**RECORDS FOR THIS EXERCISE**
===

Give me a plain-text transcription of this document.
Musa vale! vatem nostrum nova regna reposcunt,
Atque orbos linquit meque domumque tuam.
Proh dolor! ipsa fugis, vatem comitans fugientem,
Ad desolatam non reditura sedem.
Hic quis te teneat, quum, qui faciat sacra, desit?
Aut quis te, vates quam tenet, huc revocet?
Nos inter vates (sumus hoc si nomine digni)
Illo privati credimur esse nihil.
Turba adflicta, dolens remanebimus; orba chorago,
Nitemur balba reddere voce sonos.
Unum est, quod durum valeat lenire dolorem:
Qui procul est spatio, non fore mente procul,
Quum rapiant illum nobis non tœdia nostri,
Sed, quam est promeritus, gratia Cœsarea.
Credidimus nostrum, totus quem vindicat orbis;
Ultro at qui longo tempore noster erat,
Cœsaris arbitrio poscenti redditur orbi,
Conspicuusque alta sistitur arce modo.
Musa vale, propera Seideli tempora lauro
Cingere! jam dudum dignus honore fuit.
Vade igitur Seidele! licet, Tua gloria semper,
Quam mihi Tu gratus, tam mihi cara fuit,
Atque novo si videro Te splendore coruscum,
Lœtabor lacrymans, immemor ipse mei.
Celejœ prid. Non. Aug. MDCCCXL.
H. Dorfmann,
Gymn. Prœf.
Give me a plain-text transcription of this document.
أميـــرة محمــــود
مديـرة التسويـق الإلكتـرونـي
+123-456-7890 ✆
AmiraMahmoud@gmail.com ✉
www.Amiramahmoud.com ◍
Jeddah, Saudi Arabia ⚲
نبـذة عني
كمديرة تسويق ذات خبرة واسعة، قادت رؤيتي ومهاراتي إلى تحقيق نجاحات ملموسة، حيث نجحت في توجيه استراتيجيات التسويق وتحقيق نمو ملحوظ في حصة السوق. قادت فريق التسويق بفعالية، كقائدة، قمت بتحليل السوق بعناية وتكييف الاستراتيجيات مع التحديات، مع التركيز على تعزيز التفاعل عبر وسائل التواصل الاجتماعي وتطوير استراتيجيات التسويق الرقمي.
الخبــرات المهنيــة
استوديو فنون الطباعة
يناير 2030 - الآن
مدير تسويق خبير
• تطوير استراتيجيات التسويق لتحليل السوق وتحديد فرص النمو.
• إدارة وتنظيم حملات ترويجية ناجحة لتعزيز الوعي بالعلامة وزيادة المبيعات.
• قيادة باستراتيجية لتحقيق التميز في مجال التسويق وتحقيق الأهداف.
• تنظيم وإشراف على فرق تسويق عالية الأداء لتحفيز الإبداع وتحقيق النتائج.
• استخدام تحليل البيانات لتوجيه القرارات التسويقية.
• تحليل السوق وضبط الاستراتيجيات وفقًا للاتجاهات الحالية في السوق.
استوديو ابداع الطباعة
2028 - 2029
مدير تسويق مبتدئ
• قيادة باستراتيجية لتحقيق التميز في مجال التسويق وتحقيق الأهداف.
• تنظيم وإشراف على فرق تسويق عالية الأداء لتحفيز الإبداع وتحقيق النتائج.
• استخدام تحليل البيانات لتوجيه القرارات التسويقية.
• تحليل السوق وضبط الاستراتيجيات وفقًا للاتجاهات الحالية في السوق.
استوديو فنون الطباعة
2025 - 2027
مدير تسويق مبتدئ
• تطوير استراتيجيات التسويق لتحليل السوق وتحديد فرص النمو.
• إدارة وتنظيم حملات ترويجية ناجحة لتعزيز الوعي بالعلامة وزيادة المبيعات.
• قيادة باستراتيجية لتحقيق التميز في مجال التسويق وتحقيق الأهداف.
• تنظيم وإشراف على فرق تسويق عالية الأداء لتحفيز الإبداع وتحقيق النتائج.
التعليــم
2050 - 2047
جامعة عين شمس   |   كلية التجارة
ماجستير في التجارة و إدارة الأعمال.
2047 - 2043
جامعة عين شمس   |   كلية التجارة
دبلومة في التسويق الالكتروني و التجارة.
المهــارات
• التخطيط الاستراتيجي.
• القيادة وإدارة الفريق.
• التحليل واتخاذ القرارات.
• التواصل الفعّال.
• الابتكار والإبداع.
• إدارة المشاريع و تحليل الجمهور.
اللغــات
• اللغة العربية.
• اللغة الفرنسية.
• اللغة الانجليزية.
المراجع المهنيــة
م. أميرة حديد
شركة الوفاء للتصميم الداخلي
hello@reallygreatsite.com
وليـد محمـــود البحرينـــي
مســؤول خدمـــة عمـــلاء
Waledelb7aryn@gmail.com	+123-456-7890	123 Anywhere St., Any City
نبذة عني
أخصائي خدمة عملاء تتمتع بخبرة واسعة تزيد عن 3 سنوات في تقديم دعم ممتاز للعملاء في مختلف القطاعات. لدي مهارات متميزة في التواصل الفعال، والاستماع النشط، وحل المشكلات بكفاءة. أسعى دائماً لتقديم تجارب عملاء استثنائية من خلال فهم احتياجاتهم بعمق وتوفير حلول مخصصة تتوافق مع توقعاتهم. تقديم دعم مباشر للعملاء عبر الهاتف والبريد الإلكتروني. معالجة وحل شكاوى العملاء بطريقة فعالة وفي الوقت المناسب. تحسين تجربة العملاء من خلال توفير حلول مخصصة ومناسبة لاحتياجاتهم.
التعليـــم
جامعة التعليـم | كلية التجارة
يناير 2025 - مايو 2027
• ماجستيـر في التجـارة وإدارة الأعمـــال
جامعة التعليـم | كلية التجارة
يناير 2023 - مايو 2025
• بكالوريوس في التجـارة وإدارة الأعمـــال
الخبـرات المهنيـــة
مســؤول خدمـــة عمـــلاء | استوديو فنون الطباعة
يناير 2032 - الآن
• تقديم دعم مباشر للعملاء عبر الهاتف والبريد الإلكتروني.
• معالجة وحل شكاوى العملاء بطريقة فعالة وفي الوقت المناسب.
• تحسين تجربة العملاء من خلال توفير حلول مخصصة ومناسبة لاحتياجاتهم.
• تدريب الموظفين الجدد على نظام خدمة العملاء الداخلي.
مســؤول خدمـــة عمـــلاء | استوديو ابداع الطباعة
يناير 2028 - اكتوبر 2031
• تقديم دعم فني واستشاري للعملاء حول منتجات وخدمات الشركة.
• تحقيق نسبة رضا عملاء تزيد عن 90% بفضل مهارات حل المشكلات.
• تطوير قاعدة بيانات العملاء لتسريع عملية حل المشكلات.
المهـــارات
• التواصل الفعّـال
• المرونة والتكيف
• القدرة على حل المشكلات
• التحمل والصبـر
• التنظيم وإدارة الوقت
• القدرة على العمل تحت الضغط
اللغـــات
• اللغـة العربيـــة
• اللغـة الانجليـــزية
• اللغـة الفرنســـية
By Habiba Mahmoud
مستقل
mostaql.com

===

**STATED EXERCISE**
Gather and copy every line of the data in which the string "الهاتف" is found.

**RESULT OF THE EXERCISE**
أخصائي خدمة عملاء تتمتع بخبرة واسعة تزيد عن 3 سنوات في تقديم دعم ممتاز للعملاء في مختلف القطاعات. لدي مهارات متميزة في التواصل الفعال، والاستماع النشط، وحل المشكلات بكفاءة. أسعى دائماً لتقديم تجارب عملاء استثنائية من خلال فهم احتياجاتهم بعمق وتوفير حلول مخصصة تتوافق مع توقعاتهم. تقديم دعم مباشر للعملاء عبر الهاتف والبريد الإلكتروني. معالجة وحل شكاوى العملاء بطريقة فعالة وفي الوقت المناسب. تحسين تجربة العملاء من خلال توفير حلول مخصصة ومناسبة لاحتياجاتهم.
• تقديم دعم مباشر للعملاء عبر الهاتف والبريد الإلكتروني.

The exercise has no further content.